Short exercise ->
Render the material, from its first line through the line containing "legend-item-5: (5) Radio", as a Markdown table with the columns Row and Entry. Number each row, leave out blank lines, and include nothing past that line.

═══ Material for this task

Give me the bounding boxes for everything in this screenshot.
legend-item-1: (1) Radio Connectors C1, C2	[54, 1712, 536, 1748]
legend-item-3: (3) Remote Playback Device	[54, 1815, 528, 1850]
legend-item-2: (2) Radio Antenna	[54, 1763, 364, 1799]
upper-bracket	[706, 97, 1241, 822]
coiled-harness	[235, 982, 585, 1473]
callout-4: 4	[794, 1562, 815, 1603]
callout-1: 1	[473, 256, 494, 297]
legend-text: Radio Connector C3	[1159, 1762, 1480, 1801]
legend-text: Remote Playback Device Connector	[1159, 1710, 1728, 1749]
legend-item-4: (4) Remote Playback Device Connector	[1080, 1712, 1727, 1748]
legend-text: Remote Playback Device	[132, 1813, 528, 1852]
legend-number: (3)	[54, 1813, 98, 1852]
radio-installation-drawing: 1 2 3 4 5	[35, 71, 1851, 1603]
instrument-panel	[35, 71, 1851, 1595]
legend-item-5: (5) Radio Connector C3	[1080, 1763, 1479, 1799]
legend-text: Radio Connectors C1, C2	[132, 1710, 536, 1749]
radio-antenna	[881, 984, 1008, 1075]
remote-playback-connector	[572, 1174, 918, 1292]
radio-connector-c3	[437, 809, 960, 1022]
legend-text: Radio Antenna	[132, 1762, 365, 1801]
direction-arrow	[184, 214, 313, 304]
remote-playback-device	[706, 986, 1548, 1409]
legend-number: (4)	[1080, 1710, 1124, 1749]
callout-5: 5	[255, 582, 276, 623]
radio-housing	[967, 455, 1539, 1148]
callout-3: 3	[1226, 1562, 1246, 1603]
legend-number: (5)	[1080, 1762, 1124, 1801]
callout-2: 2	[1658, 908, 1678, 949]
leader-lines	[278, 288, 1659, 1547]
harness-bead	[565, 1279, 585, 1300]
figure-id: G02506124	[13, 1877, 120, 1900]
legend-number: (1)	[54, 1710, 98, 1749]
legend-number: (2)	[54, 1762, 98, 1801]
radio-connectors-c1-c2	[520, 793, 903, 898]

══════

Result ->
| Row | Entry |
|---|---|
| 1 | Give me the bounding boxes for everything in this screenshot. |
| 2 | legend-item-1: (1) Radio Connectors C1, C2	[54, 1712, 536, 1748] |
| 3 | legend-item-3: (3) Remote Playback Device	[54, 1815, 528, 1850] |
| 4 | legend-item-2: (2) Radio Antenna	[54, 1763, 364, 1799] |
| 5 | upper-bracket	[706, 97, 1241, 822] |
| 6 | coiled-harness	[235, 982, 585, 1473] |
| 7 | callout-4: 4	[794, 1562, 815, 1603] |
| 8 | callout-1: 1	[473, 256, 494, 297] |
| 9 | legend-text: Radio Connector C3	[1159, 1762, 1480, 1801] |
| 10 | legend-text: Remote Playback Device Connector	[1159, 1710, 1728, 1749] |
| 11 | legend-item-4: (4) Remote Playback Device Connector	[1080, 1712, 1727, 1748] |
| 12 | legend-text: Remote Playback Device	[132, 1813, 528, 1852] |
| 13 | legend-number: (3)	[54, 1813, 98, 1852] |
| 14 | radio-installation-drawing: 1 2 3 4 5	[35, 71, 1851, 1603] |
| 15 | instrument-panel	[35, 71, 1851, 1595] |
| 16 | legend-item-5: (5) Radio Connector C3	[1080, 1763, 1479, 1799] |